* Start Dataset extract *
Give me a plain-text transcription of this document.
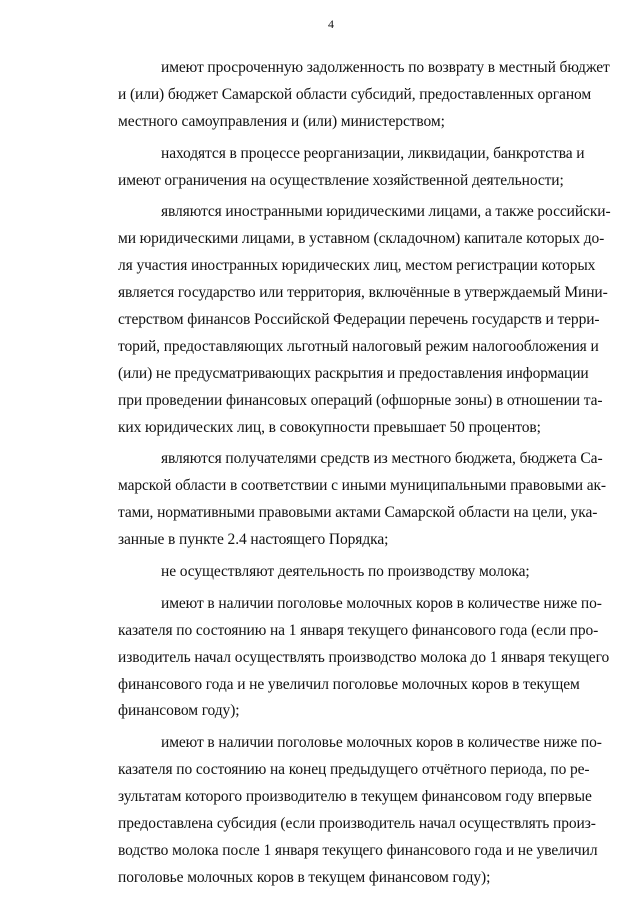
4
имеют просроченную задолженность по возврату в местный бюджет
и (или) бюджет Самарской области субсидий, предоставленных органом
местного самоуправления и (или) министерством;
находятся в процессе реорганизации, ликвидации, банкротства и
имеют ограничения на осуществление хозяйственной деятельности;
являются иностранными юридическими лицами, а также российски-
ми юридическими лицами, в уставном (складочном) капитале которых до-
ля участия иностранных юридических лиц, местом регистрации которых
является государство или территория, включённые в утверждаемый Мини-
стерством финансов Российской Федерации перечень государств и терри-
торий, предоставляющих льготный налоговый режим налогообложения и
(или) не предусматривающих раскрытия и предоставления информации
при проведении финансовых операций (офшорные зоны) в отношении та-
ких юридических лиц, в совокупности превышает 50 процентов;
являются получателями средств из местного бюджета, бюджета Са-
марской области в соответствии с иными муниципальными правовыми ак-
тами, нормативными правовыми актами Самарской области на цели, ука-
занные в пункте 2.4 настоящего Порядка;
не осуществляют деятельность по производству молока;
имеют в наличии поголовье молочных коров в количестве ниже по-
казателя по состоянию на 1 января текущего финансового года (если про-
изводитель начал осуществлять производство молока до 1 января текущего
финансового года и не увеличил поголовье молочных коров в текущем
финансовом году);
имеют в наличии поголовье молочных коров в количестве ниже по-
казателя по состоянию на конец предыдущего отчётного периода, по ре-
зультатам которого производителю в текущем финансовом году впервые
предоставлена субсидия (если производитель начал осуществлять произ-
водство молока после 1 января текущего финансового года и не увеличил
поголовье молочных коров в текущем финансовом году);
* End Dataset extract *
Repeat the records in full, exactly as they appear, without the pictures.

Give me a plain-text transcription of this document.
4
имеют просроченную задолженность по возврату в местный бюджет
и (или) бюджет Самарской области субсидий, предоставленных органом
местного самоуправления и (или) министерством;
находятся в процессе реорганизации, ликвидации, банкротства и
имеют ограничения на осуществление хозяйственной деятельности;
являются иностранными юридическими лицами, а также российски-
ми юридическими лицами, в уставном (складочном) капитале которых до-
ля участия иностранных юридических лиц, местом регистрации которых
является государство или территория, включённые в утверждаемый Мини-
стерством финансов Российской Федерации перечень государств и терри-
торий, предоставляющих льготный налоговый режим налогообложения и
(или) не предусматривающих раскрытия и предоставления информации
при проведении финансовых операций (офшорные зоны) в отношении та-
ких юридических лиц, в совокупности превышает 50 процентов;
являются получателями средств из местного бюджета, бюджета Са-
марской области в соответствии с иными муниципальными правовыми ак-
тами, нормативными правовыми актами Самарской области на цели, ука-
занные в пункте 2.4 настоящего Порядка;
не осуществляют деятельность по производству молока;
имеют в наличии поголовье молочных коров в количестве ниже по-
казателя по состоянию на 1 января текущего финансового года (если про-
изводитель начал осуществлять производство молока до 1 января текущего
финансового года и не увеличил поголовье молочных коров в текущем
финансовом году);
имеют в наличии поголовье молочных коров в количестве ниже по-
казателя по состоянию на конец предыдущего отчётного периода, по ре-
зультатам которого производителю в текущем финансовом году впервые
предоставлена субсидия (если производитель начал осуществлять произ-
водство молока после 1 января текущего финансового года и не увеличил
поголовье молочных коров в текущем финансовом году);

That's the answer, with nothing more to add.